**What is needed**
Filter the entries below, keeping every line that has the word "Coinbase".

**Provided data**
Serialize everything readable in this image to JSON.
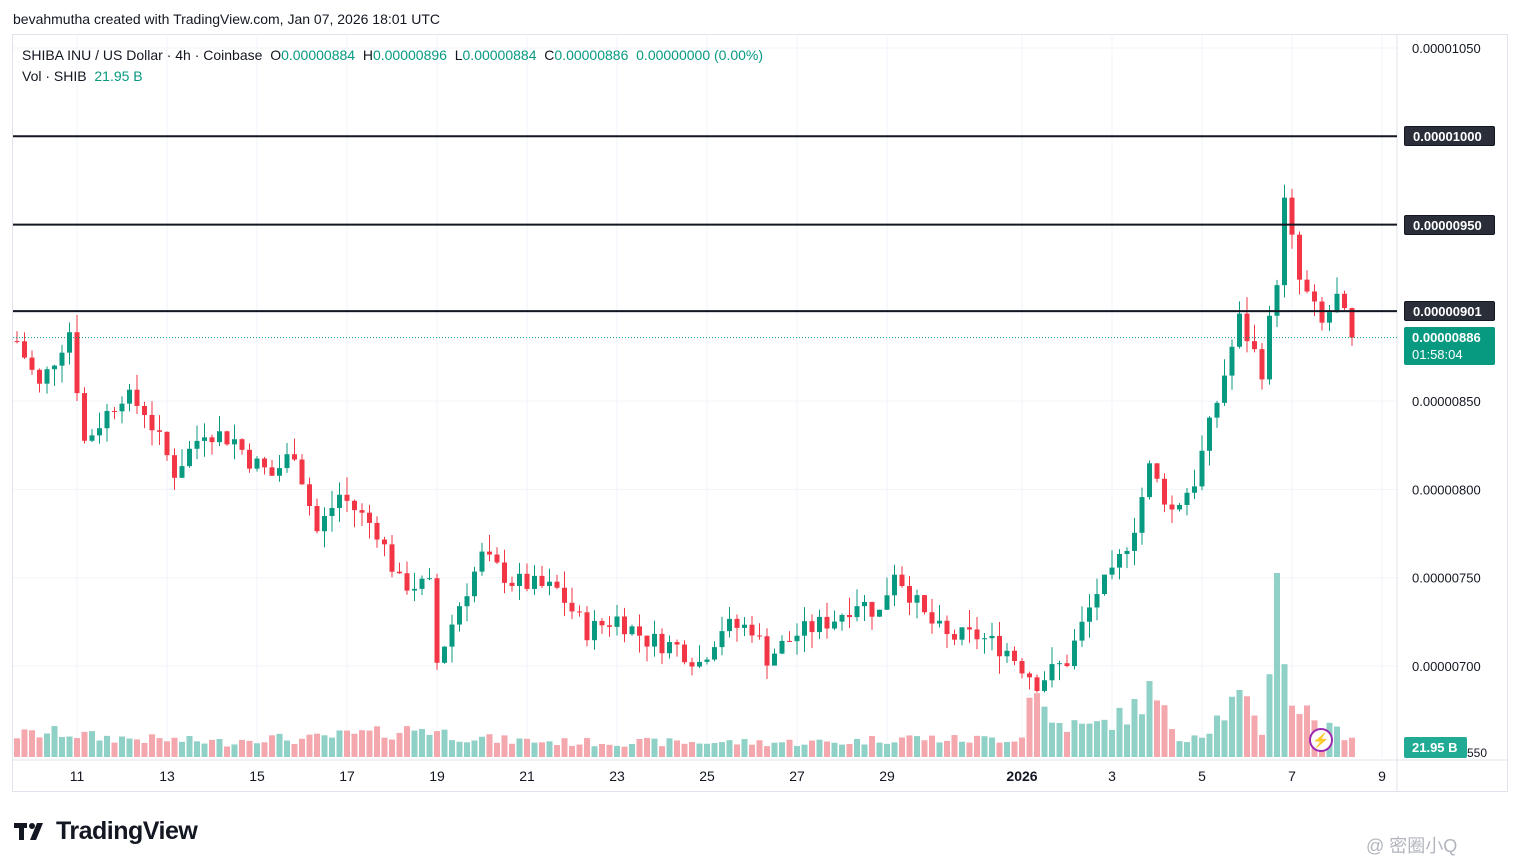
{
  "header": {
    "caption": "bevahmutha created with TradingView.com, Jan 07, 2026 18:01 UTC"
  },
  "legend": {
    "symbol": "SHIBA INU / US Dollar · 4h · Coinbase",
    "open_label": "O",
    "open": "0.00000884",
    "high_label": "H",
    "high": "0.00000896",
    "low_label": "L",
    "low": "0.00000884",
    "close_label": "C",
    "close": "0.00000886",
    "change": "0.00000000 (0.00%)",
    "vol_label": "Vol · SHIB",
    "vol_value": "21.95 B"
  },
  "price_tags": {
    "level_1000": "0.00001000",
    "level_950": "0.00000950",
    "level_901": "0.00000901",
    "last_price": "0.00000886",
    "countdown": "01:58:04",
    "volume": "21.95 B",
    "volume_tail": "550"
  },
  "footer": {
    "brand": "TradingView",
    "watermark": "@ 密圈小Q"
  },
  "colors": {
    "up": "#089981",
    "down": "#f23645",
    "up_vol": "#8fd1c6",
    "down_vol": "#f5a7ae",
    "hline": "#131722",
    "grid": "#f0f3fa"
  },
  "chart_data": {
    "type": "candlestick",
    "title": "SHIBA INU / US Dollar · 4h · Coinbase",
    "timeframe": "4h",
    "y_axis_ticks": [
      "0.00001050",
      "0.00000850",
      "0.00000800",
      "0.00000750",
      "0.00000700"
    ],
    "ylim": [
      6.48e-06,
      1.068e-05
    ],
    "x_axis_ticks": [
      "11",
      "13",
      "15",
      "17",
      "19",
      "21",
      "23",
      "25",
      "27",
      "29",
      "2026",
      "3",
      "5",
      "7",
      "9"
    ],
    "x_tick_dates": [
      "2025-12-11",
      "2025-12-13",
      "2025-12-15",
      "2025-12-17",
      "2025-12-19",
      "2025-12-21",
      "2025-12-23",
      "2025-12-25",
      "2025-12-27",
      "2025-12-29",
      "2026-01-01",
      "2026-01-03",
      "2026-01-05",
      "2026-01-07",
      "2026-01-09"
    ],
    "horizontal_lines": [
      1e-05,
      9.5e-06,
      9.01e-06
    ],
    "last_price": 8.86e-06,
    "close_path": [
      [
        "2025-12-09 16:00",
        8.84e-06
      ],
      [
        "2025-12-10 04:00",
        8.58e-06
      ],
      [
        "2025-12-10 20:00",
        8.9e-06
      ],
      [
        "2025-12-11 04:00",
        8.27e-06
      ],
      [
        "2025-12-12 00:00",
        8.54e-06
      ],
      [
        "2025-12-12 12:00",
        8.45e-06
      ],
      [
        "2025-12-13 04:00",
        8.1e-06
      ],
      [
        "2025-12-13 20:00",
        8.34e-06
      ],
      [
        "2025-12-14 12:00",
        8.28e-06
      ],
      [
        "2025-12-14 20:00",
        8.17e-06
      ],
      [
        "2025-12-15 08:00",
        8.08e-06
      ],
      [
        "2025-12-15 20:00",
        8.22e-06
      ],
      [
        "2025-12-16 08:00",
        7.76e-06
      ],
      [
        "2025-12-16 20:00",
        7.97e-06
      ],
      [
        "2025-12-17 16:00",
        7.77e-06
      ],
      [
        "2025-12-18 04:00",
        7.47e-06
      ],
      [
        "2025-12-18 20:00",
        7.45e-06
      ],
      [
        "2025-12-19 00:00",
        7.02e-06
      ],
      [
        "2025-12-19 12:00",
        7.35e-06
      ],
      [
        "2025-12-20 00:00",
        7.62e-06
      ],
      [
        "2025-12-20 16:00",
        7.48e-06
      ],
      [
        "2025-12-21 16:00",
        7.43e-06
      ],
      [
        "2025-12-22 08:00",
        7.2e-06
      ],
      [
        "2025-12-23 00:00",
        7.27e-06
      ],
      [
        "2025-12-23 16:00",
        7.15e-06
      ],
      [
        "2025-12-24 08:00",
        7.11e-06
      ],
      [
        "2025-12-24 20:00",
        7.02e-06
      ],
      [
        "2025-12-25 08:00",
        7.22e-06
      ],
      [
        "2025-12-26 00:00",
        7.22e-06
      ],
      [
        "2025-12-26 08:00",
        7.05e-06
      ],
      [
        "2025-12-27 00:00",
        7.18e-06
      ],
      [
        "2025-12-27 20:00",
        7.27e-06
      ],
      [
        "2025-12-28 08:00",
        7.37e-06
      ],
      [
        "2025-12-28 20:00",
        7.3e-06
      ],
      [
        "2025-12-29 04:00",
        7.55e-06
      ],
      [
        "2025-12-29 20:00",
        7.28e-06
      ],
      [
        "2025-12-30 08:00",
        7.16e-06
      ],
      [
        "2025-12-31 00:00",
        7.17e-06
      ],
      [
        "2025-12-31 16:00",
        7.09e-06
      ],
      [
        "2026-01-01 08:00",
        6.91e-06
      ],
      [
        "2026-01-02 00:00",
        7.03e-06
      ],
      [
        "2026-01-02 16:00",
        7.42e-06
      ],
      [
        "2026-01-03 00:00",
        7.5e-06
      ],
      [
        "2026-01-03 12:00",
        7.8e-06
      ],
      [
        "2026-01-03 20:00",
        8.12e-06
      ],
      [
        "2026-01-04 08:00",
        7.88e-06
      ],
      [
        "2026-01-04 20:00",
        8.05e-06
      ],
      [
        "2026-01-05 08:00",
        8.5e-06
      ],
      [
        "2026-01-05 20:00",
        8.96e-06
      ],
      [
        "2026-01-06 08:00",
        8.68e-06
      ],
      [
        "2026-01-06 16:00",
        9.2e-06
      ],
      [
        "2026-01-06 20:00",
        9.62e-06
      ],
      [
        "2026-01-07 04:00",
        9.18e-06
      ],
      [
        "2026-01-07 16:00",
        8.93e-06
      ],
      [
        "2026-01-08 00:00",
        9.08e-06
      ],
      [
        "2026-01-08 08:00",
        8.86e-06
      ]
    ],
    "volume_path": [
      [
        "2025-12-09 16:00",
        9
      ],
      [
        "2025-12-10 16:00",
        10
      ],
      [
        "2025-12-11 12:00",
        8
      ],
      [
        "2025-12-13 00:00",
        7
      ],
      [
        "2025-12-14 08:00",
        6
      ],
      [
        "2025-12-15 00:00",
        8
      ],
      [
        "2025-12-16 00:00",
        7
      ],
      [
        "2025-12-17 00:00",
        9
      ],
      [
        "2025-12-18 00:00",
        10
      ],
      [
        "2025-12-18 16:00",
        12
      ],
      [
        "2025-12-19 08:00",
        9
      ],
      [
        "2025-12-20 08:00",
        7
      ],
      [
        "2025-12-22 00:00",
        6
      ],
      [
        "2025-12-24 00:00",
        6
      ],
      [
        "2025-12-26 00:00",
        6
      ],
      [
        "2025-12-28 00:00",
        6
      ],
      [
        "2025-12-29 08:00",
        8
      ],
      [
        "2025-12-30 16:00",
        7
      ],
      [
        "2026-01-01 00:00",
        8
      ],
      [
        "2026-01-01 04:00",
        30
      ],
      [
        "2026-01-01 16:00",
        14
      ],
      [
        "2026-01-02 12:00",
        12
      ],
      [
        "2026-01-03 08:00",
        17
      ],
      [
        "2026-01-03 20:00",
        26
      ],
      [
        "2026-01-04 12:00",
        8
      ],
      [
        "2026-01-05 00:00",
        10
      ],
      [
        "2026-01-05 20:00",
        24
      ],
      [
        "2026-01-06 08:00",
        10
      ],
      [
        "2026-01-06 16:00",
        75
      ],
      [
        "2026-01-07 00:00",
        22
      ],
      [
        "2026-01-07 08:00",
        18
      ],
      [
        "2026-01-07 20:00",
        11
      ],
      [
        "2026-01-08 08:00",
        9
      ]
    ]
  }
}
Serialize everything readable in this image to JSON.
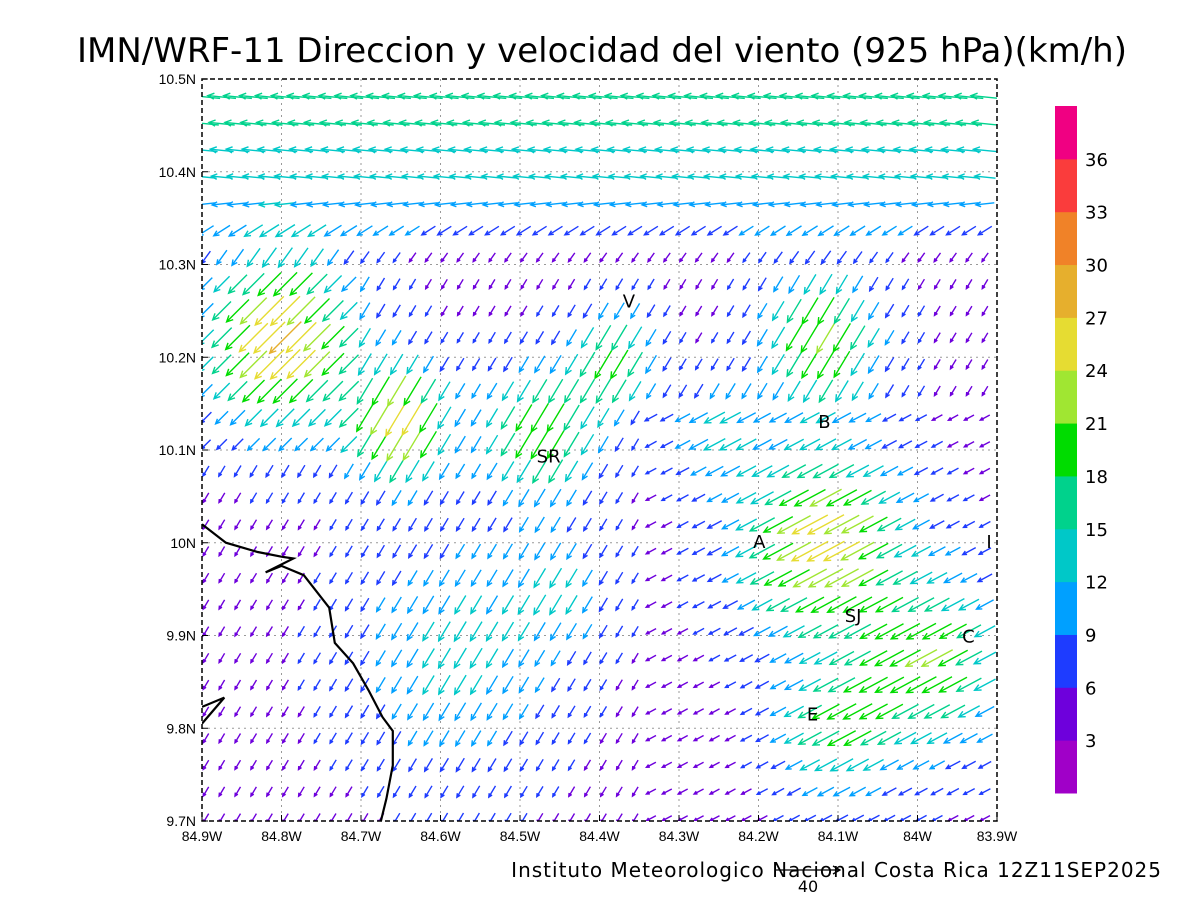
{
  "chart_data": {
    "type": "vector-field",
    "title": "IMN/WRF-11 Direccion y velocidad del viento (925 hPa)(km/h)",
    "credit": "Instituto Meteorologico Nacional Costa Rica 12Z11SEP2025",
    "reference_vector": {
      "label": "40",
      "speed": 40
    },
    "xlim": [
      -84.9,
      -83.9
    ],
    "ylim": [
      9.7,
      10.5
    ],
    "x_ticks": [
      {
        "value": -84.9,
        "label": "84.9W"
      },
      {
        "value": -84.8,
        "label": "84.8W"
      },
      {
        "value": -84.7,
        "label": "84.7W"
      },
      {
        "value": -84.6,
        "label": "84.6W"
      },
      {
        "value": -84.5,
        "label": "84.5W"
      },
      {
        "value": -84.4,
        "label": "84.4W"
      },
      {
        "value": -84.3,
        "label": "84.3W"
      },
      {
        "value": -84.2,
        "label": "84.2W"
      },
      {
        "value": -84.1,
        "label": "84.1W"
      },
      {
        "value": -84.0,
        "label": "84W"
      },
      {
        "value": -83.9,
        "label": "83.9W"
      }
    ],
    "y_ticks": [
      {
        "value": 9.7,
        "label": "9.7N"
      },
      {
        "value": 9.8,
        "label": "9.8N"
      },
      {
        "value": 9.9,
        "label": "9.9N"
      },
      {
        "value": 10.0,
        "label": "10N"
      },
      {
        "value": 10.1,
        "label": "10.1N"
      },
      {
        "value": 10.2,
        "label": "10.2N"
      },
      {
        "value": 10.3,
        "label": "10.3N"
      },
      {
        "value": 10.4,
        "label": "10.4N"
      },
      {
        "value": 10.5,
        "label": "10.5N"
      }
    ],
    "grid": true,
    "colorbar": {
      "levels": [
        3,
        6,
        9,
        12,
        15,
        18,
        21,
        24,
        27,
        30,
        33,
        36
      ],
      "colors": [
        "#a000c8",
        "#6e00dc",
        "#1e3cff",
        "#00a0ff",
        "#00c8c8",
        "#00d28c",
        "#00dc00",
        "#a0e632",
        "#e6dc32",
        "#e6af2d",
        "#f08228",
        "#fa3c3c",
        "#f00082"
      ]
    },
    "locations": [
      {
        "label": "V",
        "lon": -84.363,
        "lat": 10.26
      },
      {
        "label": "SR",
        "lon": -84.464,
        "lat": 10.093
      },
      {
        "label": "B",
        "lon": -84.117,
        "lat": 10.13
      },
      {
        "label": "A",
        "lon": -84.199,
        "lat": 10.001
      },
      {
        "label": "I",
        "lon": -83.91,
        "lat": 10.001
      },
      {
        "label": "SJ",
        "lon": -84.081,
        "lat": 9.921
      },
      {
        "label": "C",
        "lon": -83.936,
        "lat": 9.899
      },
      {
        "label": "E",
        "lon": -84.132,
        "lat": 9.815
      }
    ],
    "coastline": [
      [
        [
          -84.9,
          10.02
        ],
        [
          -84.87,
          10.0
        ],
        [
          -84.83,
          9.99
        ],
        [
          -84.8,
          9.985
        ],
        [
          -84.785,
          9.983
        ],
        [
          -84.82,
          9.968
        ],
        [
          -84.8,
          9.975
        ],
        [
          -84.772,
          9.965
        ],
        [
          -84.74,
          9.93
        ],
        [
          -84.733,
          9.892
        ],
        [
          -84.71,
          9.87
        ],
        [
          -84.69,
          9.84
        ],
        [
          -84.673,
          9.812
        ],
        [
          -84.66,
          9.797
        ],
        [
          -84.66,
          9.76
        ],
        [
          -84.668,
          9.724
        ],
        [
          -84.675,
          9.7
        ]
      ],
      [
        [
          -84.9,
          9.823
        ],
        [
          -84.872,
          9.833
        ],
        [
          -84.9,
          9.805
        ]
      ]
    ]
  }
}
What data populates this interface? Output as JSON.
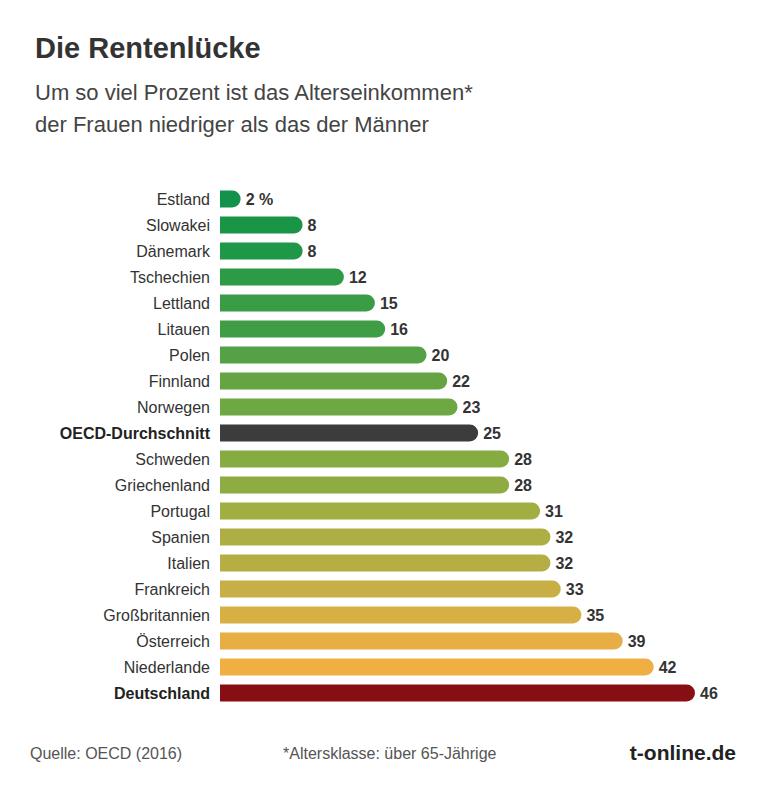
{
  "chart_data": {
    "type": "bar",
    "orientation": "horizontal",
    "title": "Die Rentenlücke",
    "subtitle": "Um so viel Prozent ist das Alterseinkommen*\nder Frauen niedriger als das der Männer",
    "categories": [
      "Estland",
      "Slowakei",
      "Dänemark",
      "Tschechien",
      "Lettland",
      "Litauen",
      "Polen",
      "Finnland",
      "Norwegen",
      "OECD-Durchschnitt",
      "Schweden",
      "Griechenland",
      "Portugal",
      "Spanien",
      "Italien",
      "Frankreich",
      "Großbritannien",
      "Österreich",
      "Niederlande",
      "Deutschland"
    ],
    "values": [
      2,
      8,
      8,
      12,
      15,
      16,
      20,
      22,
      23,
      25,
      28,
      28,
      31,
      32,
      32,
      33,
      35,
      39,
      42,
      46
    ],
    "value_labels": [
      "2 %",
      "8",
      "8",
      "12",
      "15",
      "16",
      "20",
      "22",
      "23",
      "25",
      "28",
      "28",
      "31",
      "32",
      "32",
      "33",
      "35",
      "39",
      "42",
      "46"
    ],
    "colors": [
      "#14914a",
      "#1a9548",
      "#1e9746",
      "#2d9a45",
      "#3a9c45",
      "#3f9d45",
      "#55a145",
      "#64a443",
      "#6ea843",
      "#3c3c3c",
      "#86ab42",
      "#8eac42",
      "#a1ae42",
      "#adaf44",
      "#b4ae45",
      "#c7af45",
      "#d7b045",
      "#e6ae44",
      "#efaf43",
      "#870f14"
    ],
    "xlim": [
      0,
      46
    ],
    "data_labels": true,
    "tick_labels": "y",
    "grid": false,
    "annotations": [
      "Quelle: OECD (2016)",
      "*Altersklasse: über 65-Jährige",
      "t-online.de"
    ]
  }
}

**Solution below**
    "symbol": "SHIBA INU / US Dollar · 4h · Coinbase",
    "title": "SHIBA INU / US Dollar · 4h · Coinbase",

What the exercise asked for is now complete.